··· Le texte ···

LE CHAT DE MADAME CROCHEMORE

13 Décembre 2021 , Rédigé par André Boyer Publié dans #INTERLUDE

LE CHAT DE MADAME CROCHEMORE

En ce mois de janvier 1990, me voici dans la salle de conférences de l’Université Nankai à Tianjin négociant avec une brochette de cadres chinois.

 

Heureusement, pensais-je naïvement, il n’y avait rien à négocier, sauf, peut-être, des ajustements minimes de l’accord signé un an et demi auparavant. Les préliminaires me donnèrent provisoirement raison. Ils prirent en effet la forme d’odes à la coopération, de célébration de l’amitié si profonde entre les peuples chinois et français et de protestations insistantes quant à l’infinie bonne volonté chinoise.

Néanmoins, ces préliminaires plus longs qu’à l’habitude commençaient à m’inquiéter, quand l’exposé de la situation de notre petit groupe d'étudiants commença. Puis vers 10 heures 30, au bout d’une heure d’échanges banals, je fus alerté par le changement de tonalité vocale de l’interprète. Je tendis alors l’oreille pour découvrir que le sujet dont traitaient mes interlocuteurs avait quitté le champ des banalités pour se concentrer sur une question aussi précise que singulière : il était question du chat de Madame Crochemore !

Le lecteur attentif a en effet déjà appris que Madame Crochemore s’était installée en septembre 1989 à Tianjin, en compagnie de sa fille et de son chat. Quatre mois plus tard, je découvrais que le chat de Madame Crochemore, notre professeur de français, créait des soucis à nos hôtes chinois. J’utilisais alors les intervalles en chinois, entre deux traductions de l’interprète, pour comprendre les intentions de mes interlocuteurs, m’y adapter et les utiliser.

Leur discours était en effet extraordinaire, dans le cadre d’un échange entre universitaires sur la coopération franco chinoise en matière de formation à la gestion. Il est à peine utile de préciser que mon rapport au Ministère des Affaires Étrangères sur cette affaire fit le tour des bureaux.

···

* [Consignes de l'exercice]
- 1) Dans le récit sur le chat de Madame Crochemore, quelles formes ont pris les préliminaires de la négociation ? Citez-les toutes.
- 2) Répondez brièvement à partir du récit sur le chat de Madame Crochemore, une réponse par ligne.
(a) Dans quelle ville se trouve l'Université Nankai ?
(b) Vers quelle heure le ton de l'interprète a-t-il changé ?
(c) Quelle matière enseignait Madame Crochemore ?
- 3) Écrivez la suite du récit sur le chat de Madame Crochemore, à partir de sa dernière phrase.

··· Matériel ···

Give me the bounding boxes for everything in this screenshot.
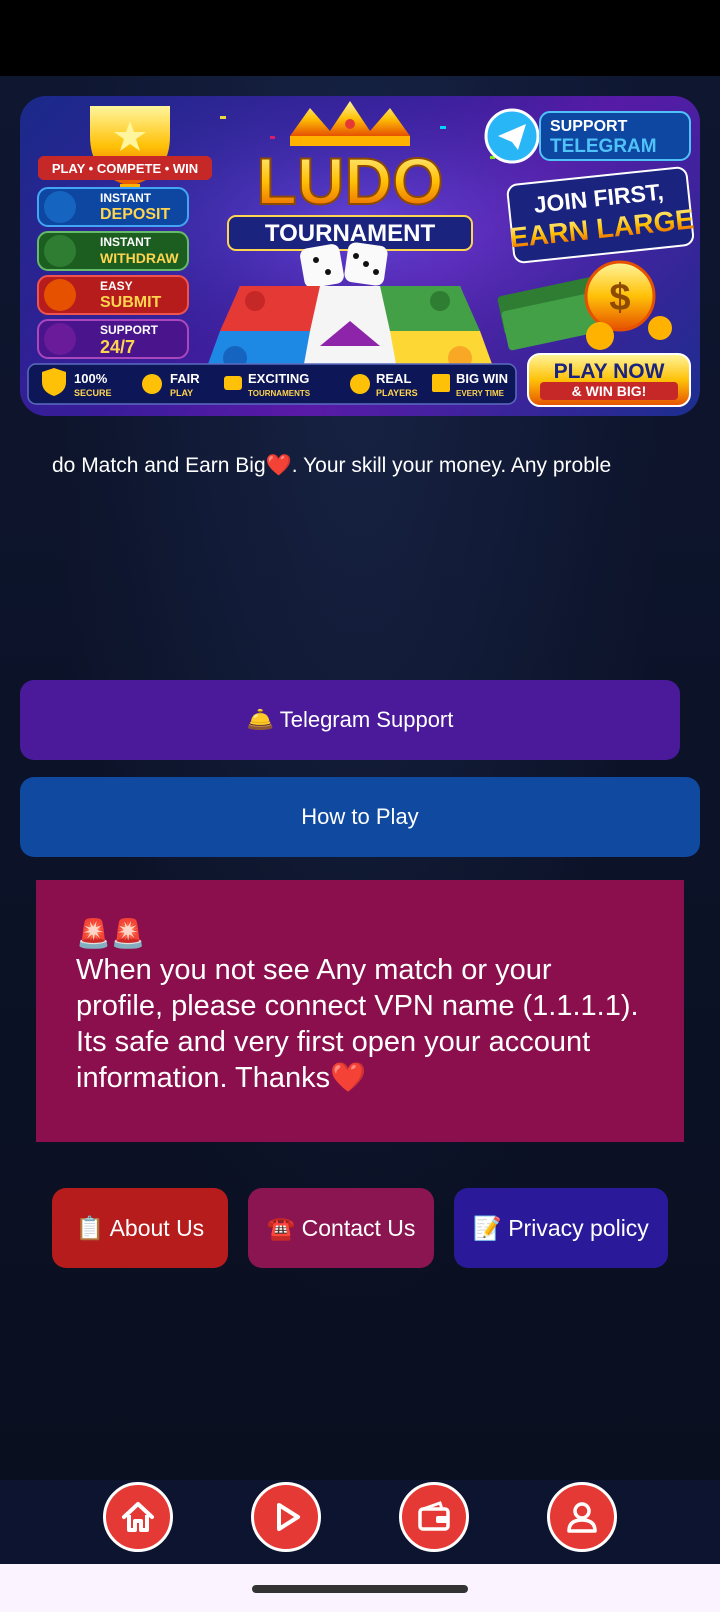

···

* [Résultats de l'exercice]
- 1)
- des odes à la coopération
- la célébration de l'amitié si profonde entre les peuples chinois et français
- des protestations insistantes quant à l'infinie bonne volonté chinoise

- 2)
(a) À Tianjin.
(b) Vers 10 heures 30.
(c) Le français.

- 3)
Le chat de Madame Crochemore gênait. Je comprenais suffisamment la mentalité de mes hôtes pour comprendre ce que cela voulait dire. Oui, ce chat gênait et ils en parlaient avec des mines effarouchées. De sexe masculin, il faisait sans vergogne sa cour aux chattes chinoises. Lorsque je fis remarquer que ce comportement relevait des lois de la nature, on me rétorqua que ce chat était fort peu discret lors de ses ébats, perturbant les nuits tranquilles de Tianjin et l’on ajouta, soupçonneux, qu’il risquait fort, un jour, ou plutôt une nuit, de détériorer avec ses griffes le sofa mis à la disposition de Madame Crochemore par l’université.

Il faut savoir ici que le sofa était l’un des objets sacrés de tout foyer chinois qui se respectait, avec la machine à laver, la TV et le vélo. Qu’un chat, non chinois de surcroit, se permette de le détériorer, constituait plus qu’un dégât matériel, un forfait. Faisant observer pour ma part que cet acte répréhensible n’avait pas encore été commis par le chat en question, on objecta que ceci pourrait bien se produire, compte tenu du comportement permissif de l’animal. On n’ajouta pas, mais je le compris clairement, que le comportement du chat était fort probablement le résultat fatal d’une éducation laxiste, bien française.

L’argument massue vint comme toujours à la fin. De toutes manières, m’asséna-t-on, un règlement interdisait la présence de chats dans l’immeuble où se trouvait Madame Crochemore. Depuis quand, demandais-je ? depuis trois jours…

Cependant, nos amis chinois, le cœur empli de bonne volonté, voyaient bien une solution pour régler cette question dont la responsabilité revenait entièrement à la partie française, coupable de laxisme à l’égard de ce chat qu'elle avait importé. Il leur paraissait raisonnable de compenser les nuisances du chat en versant une juste indemnité à l’Université Nankai. Ils proposaient d’accepter 20 $ par jour, soit 7000 $ environ par an, pour tolérer la présence de ce chat !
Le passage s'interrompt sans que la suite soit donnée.